This can be done using a replacement callback.
In Perl, this is typically accomplished by using the s///e evaluation form.
This just gets the common row block in capture buffers.
Buffer 1 is the first row, buffer 3 is the remaining common row's.
These are passed to the merge sub.
The merge sub trims out the common row's via another regex,
then combines the first row with the common row's.
It then gets passed back as a replacement.
Perl code:
use strict;
use warnings;
$/ = undef;
my $input = <DATA>;
sub mergeRows {
my ($first_row, $other_rows) = @_;
$other_rows =~ s/(?m)\s*^\w+\s*(.*)(?<!\s)\s*/$1 /g;
return $first_row . " " . $other_rows . "\n";
}
$input =~ s/(?m)(^(\w+).*)(?<!\s)\s+((?:\s*^\2.*)+)/ mergeRows($1,$3) /eg;
print $input, "\n";
__DATA__
row1 multiline 1
row1 multiline 2
row1 multiline 3
row2 multiline 1
row2 multiline 2
Output:
row1 multiline 1 multiline 2 multiline 3
row2 multiline 1 multiline 2
Main regex:
(?m) # Multi-line mode
( # (1 start), First of common row
^
( \w+ ) # (2), common row label
.*
) # (1 end)

:: EXERCISE INSTRUCTIONS ::
1) Based on the Perl regex answer, decide whether each statement is accurate: (a) capture buffer 1 holds the first row; (b) the merge sub combines the rows without using another regex; (c) the code sets $/ to an empty string. For each, give yes or no and quote the words of the text that settle it.
2) Write the next part of the Perl regex answer, carrying on its commented breakdown of the main regex.

:: DATA EXCERPT ::
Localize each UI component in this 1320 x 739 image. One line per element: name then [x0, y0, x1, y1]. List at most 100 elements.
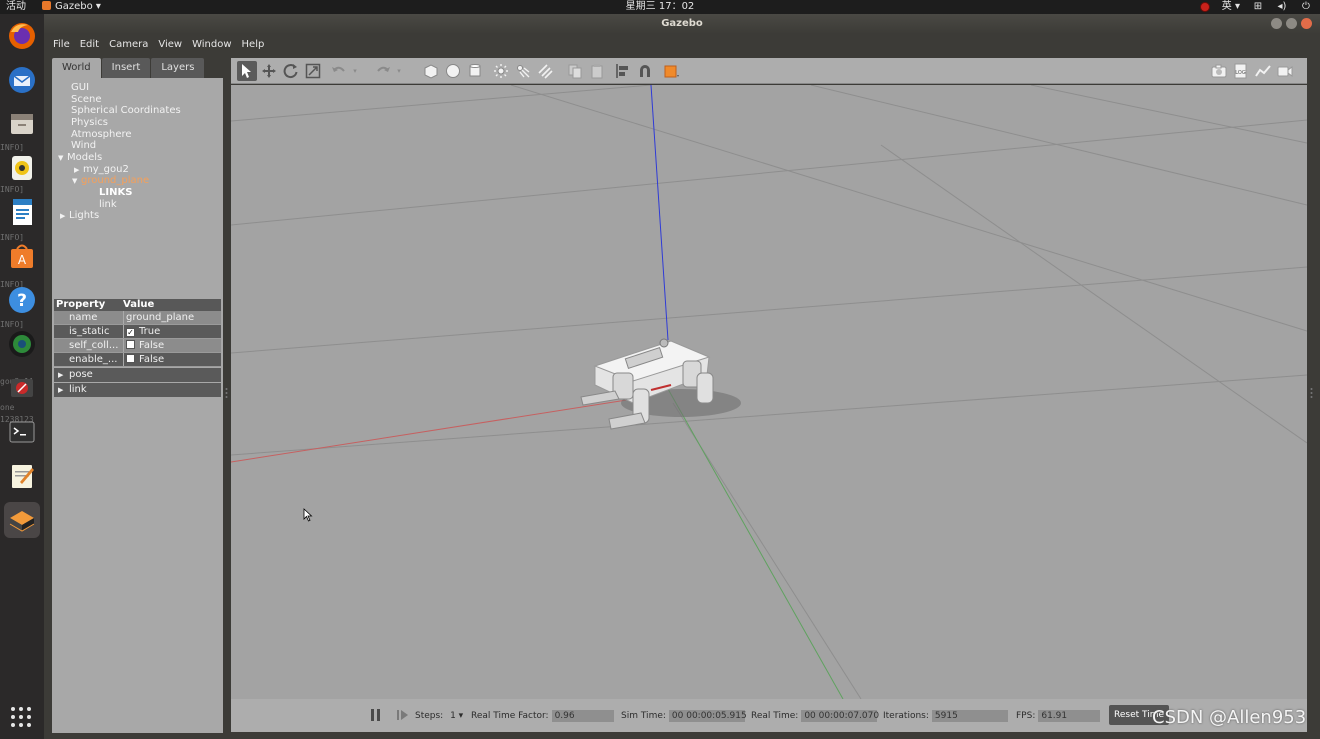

:: TASK-BY-TASK RESULTS ::
1)
(a) Yes: "Buffer 1 is the first row"
(b) No: "The merge sub trims out the common row's via another regex"
(c) No: "$/ = undef;"

2)
(?<! \s ) # Force trim of trailing spaces
\s+ # Consume a newline, also get all the next whitespaces
( # (3 start), Remaining common row's
(?:
\s* ^ \2 .*
)+
) # (3 end)
Merge sub regex:
(?m) # Multi-line mode
\s* # remove
^ \w+ \s* # remove
( .* ) # (1), What will be saved
(?<! \s ) # remove, force trim of trailing spaces
\s* # remove, possibly many newlines (whitespace)